Extract each line containing the string "专家表示".

Data records:
◆ ◆ ◆ ◆ ◆ ◆ ◆

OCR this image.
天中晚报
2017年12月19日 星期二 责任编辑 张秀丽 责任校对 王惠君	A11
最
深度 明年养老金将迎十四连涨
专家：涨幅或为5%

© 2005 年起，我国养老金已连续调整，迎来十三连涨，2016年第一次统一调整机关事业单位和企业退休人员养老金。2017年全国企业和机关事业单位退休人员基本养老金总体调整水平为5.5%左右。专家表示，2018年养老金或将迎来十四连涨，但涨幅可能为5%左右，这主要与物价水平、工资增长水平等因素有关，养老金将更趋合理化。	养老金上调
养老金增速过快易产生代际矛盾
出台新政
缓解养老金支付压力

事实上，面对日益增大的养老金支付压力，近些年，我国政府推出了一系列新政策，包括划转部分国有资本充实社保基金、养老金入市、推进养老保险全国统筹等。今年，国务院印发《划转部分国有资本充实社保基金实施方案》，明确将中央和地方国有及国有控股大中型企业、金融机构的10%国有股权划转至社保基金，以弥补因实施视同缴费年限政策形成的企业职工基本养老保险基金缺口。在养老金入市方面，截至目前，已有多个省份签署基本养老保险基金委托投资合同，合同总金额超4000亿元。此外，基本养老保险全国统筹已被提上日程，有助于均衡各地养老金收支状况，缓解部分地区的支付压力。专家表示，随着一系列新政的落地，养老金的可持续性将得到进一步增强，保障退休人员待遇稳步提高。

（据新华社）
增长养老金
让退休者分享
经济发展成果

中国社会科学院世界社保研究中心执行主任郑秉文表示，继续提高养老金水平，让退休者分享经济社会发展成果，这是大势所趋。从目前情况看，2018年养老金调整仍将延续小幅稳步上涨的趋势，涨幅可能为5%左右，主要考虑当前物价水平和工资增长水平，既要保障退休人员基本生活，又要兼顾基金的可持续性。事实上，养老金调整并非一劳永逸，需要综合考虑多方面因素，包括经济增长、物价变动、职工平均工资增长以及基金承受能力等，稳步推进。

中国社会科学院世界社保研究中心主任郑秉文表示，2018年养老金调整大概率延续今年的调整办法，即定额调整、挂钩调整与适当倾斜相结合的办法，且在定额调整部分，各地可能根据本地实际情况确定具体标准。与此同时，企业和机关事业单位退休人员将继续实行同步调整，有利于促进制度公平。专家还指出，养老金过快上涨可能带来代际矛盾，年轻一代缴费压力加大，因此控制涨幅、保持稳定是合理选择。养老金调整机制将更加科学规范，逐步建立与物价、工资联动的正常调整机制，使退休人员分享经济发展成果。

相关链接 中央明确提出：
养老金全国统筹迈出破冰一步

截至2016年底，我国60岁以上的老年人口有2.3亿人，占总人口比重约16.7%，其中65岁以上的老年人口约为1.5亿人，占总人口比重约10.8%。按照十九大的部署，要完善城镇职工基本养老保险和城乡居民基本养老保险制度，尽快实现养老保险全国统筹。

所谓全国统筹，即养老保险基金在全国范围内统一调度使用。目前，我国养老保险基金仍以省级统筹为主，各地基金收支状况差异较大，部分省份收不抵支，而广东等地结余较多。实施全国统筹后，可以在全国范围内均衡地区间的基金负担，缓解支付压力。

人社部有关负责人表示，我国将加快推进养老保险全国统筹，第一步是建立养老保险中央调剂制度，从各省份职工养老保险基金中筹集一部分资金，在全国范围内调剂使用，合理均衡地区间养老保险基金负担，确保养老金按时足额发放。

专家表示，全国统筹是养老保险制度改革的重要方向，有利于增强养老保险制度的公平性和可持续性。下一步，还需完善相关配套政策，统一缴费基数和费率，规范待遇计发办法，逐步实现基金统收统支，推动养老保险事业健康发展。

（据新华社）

◆ ◆ ◆ ◆ ◆ ◆ ◆

Reply:
© 2005 年起，我国养老金已连续调整，迎来十三连涨，2016年第一次统一调整机关事业单位和企业退休人员养老金。2017年全国企业和机关事业单位退休人员基本养老金总体调整水平为5.5%左右。专家表示，2018年养老金或将迎来十四连涨，但涨幅可能为5%左右，这主要与物价水平、工资增长水平等因素有关，养老金将更趋合理化。	养老金上调
事实上，面对日益增大的养老金支付压力，近些年，我国政府推出了一系列新政策，包括划转部分国有资本充实社保基金、养老金入市、推进养老保险全国统筹等。今年，国务院印发《划转部分国有资本充实社保基金实施方案》，明确将中央和地方国有及国有控股大中型企业、金融机构的10%国有股权划转至社保基金，以弥补因实施视同缴费年限政策形成的企业职工基本养老保险基金缺口。在养老金入市方面，截至目前，已有多个省份签署基本养老保险基金委托投资合同，合同总金额超4000亿元。此外，基本养老保险全国统筹已被提上日程，有助于均衡各地养老金收支状况，缓解部分地区的支付压力。专家表示，随着一系列新政的落地，养老金的可持续性将得到进一步增强，保障退休人员待遇稳步提高。
专家表示，全国统筹是养老保险制度改革的重要方向，有利于增强养老保险制度的公平性和可持续性。下一步，还需完善相关配套政策，统一缴费基数和费率，规范待遇计发办法，逐步实现基金统收统支，推动养老保险事业健康发展。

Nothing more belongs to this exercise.